<<<<

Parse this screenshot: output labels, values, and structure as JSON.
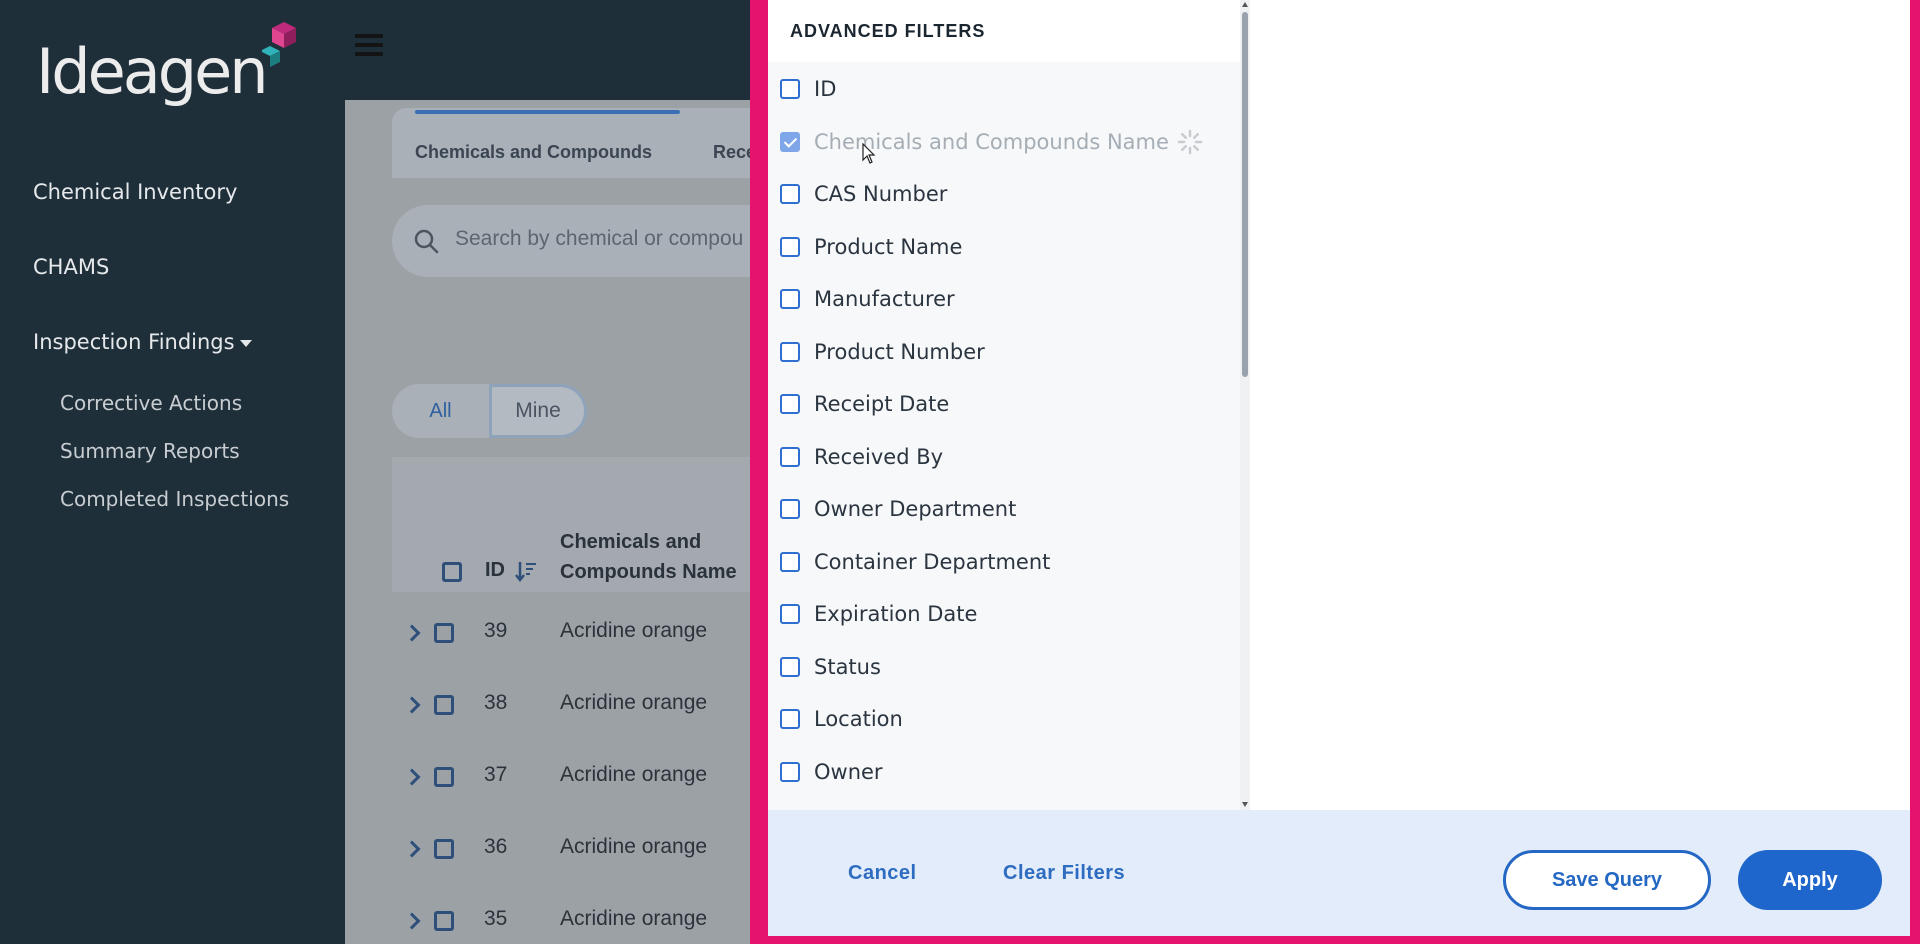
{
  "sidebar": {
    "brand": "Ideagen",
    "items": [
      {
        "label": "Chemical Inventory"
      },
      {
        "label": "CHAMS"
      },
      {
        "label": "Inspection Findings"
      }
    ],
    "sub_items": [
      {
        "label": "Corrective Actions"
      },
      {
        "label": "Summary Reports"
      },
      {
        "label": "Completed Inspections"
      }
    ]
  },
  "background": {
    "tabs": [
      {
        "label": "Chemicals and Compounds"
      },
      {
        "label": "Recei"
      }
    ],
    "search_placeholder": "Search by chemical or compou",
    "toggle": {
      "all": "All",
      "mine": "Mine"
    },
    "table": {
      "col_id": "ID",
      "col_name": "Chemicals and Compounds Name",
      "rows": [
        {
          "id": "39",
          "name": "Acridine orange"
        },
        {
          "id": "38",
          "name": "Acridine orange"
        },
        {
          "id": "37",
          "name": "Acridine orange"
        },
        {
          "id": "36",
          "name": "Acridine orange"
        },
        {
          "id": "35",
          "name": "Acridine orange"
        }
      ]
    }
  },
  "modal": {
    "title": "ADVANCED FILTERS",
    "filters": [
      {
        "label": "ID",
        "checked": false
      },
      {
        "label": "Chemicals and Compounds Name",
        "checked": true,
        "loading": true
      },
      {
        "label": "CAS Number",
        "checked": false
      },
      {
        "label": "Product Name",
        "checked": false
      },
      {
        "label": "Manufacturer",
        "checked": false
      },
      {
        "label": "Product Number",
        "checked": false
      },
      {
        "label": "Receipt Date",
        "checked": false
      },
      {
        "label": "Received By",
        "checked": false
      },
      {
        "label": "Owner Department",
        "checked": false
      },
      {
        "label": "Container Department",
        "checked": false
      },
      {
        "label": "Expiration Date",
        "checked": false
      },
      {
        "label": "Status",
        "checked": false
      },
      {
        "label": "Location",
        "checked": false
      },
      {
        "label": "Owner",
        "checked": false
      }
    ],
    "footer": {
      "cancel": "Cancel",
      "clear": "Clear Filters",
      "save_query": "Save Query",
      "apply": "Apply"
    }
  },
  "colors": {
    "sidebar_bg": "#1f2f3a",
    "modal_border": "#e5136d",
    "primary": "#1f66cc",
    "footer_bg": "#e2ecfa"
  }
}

>>>>

_Do this_
With the pictures omitted, reproduce the records in full and exactly.

_Response_
Parse this screenshot: output labels, values, and structure as JSON.
{
  "sidebar": {
    "brand": "Ideagen",
    "items": [
      {
        "label": "Chemical Inventory"
      },
      {
        "label": "CHAMS"
      },
      {
        "label": "Inspection Findings"
      }
    ],
    "sub_items": [
      {
        "label": "Corrective Actions"
      },
      {
        "label": "Summary Reports"
      },
      {
        "label": "Completed Inspections"
      }
    ]
  },
  "background": {
    "tabs": [
      {
        "label": "Chemicals and Compounds"
      },
      {
        "label": "Recei"
      }
    ],
    "search_placeholder": "Search by chemical or compou",
    "toggle": {
      "all": "All",
      "mine": "Mine"
    },
    "table": {
      "col_id": "ID",
      "col_name": "Chemicals and Compounds Name",
      "rows": [
        {
          "id": "39",
          "name": "Acridine orange"
        },
        {
          "id": "38",
          "name": "Acridine orange"
        },
        {
          "id": "37",
          "name": "Acridine orange"
        },
        {
          "id": "36",
          "name": "Acridine orange"
        },
        {
          "id": "35",
          "name": "Acridine orange"
        }
      ]
    }
  },
  "modal": {
    "title": "ADVANCED FILTERS",
    "filters": [
      {
        "label": "ID",
        "checked": false
      },
      {
        "label": "Chemicals and Compounds Name",
        "checked": true,
        "loading": true
      },
      {
        "label": "CAS Number",
        "checked": false
      },
      {
        "label": "Product Name",
        "checked": false
      },
      {
        "label": "Manufacturer",
        "checked": false
      },
      {
        "label": "Product Number",
        "checked": false
      },
      {
        "label": "Receipt Date",
        "checked": false
      },
      {
        "label": "Received By",
        "checked": false
      },
      {
        "label": "Owner Department",
        "checked": false
      },
      {
        "label": "Container Department",
        "checked": false
      },
      {
        "label": "Expiration Date",
        "checked": false
      },
      {
        "label": "Status",
        "checked": false
      },
      {
        "label": "Location",
        "checked": false
      },
      {
        "label": "Owner",
        "checked": false
      }
    ],
    "footer": {
      "cancel": "Cancel",
      "clear": "Clear Filters",
      "save_query": "Save Query",
      "apply": "Apply"
    }
  },
  "colors": {
    "sidebar_bg": "#1f2f3a",
    "modal_border": "#e5136d",
    "primary": "#1f66cc",
    "footer_bg": "#e2ecfa"
  }
}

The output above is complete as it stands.